------ MATERIAL FOR THIS TASK
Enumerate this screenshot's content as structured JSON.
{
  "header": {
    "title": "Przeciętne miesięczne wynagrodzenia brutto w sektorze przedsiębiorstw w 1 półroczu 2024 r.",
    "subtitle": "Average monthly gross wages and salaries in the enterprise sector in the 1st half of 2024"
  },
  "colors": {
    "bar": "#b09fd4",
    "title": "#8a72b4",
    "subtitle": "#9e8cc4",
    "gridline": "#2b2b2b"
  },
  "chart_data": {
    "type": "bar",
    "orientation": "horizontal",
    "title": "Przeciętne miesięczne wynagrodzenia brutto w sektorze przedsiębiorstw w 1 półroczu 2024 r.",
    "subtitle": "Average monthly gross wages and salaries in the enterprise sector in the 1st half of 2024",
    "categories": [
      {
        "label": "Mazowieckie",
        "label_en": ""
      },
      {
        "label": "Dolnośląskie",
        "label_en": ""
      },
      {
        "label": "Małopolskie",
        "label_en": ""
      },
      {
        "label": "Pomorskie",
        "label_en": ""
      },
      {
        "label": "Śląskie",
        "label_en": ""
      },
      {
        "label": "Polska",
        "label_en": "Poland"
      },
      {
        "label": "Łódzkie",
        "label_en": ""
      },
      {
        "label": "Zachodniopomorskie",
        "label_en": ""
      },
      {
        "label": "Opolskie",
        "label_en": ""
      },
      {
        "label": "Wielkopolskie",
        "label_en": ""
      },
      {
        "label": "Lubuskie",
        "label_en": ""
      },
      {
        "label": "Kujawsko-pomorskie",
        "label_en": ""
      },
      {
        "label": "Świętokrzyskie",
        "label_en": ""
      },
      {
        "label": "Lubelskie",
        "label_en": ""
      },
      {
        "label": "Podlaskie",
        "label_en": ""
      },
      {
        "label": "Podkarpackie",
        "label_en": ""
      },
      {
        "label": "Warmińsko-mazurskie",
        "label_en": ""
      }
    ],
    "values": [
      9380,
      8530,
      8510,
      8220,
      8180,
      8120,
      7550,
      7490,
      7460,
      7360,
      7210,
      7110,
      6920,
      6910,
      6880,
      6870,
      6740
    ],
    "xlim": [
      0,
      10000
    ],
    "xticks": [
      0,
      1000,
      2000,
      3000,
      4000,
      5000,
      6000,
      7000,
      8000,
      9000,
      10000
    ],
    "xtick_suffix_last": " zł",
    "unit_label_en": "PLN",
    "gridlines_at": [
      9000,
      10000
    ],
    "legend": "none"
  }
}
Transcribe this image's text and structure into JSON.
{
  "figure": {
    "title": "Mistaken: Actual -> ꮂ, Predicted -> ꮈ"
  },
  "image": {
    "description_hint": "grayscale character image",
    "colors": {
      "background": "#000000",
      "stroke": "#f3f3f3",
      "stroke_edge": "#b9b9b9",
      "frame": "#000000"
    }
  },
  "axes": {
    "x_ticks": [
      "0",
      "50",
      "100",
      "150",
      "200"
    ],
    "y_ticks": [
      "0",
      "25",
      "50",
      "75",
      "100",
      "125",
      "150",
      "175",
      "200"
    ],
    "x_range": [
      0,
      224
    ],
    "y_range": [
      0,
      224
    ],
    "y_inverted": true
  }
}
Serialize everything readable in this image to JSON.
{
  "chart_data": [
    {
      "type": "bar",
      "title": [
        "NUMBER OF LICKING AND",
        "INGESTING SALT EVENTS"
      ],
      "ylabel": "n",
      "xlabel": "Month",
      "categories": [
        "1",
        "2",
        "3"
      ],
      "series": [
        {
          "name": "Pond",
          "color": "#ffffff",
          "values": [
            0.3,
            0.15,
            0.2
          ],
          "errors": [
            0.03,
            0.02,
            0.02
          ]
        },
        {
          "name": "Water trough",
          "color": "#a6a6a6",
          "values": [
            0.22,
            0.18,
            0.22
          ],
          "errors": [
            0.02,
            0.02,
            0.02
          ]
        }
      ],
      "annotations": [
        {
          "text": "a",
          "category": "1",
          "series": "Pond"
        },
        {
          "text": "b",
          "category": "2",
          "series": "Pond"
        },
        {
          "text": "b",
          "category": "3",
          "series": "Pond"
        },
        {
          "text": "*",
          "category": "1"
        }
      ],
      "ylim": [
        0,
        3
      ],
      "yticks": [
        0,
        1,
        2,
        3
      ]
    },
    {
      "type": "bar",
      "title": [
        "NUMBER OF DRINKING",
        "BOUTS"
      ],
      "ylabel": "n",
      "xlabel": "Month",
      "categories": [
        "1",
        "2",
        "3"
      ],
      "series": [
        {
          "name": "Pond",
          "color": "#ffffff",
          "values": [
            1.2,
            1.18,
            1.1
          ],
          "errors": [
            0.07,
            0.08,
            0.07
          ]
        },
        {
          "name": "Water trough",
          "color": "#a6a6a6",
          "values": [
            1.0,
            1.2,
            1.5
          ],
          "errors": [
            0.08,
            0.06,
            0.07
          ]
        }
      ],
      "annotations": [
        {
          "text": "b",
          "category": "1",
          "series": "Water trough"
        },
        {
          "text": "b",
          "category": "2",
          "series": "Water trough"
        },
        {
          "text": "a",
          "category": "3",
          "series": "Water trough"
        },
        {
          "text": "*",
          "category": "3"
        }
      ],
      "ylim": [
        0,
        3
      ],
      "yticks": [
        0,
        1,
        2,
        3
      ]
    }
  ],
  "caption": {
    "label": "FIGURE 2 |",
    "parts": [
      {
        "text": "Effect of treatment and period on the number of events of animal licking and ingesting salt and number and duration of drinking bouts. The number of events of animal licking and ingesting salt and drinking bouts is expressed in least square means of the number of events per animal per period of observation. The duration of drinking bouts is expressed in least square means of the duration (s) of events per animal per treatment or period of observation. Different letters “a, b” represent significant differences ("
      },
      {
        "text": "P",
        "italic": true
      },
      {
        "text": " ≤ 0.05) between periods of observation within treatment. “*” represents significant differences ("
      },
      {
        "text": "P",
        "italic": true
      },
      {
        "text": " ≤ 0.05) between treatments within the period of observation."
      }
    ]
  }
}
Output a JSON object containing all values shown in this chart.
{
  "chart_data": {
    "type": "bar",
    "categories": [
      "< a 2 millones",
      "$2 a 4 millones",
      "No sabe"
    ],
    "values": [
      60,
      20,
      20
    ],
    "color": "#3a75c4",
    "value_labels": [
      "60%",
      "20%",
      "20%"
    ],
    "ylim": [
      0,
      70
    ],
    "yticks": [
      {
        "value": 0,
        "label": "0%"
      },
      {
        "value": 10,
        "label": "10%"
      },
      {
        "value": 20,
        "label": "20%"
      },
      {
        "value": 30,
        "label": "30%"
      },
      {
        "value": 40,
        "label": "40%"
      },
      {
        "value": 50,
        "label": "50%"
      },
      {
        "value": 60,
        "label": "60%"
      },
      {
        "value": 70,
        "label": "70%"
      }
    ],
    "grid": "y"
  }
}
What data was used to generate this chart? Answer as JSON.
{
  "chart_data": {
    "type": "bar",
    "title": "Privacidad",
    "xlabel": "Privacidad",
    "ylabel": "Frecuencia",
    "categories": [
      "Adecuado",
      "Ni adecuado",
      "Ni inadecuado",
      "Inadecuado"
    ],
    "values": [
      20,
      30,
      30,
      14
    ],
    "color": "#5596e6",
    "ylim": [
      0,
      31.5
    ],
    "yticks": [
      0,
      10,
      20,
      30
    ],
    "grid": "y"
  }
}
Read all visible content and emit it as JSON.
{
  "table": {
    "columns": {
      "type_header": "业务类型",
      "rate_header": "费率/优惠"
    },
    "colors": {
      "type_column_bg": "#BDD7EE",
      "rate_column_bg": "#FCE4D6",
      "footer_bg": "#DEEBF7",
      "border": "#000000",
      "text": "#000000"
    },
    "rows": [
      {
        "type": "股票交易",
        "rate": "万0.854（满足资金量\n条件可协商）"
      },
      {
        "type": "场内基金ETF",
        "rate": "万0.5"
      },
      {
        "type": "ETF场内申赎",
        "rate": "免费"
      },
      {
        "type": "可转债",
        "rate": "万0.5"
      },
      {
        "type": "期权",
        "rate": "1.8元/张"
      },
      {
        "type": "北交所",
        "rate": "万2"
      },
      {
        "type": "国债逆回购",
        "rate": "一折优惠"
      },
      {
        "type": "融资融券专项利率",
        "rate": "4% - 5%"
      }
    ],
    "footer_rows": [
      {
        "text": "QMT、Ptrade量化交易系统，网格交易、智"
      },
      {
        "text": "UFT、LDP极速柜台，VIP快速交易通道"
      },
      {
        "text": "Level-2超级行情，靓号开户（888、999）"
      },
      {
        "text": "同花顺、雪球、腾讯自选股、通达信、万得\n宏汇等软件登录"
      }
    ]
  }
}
------------
JOB: Scan the material above. Copy each line where "between" occurs.

ANSWER:
        "text": " ≤ 0.05) between periods of observation within treatment. “*” represents significant differences ("
        "text": " ≤ 0.05) between treatments within the period of observation."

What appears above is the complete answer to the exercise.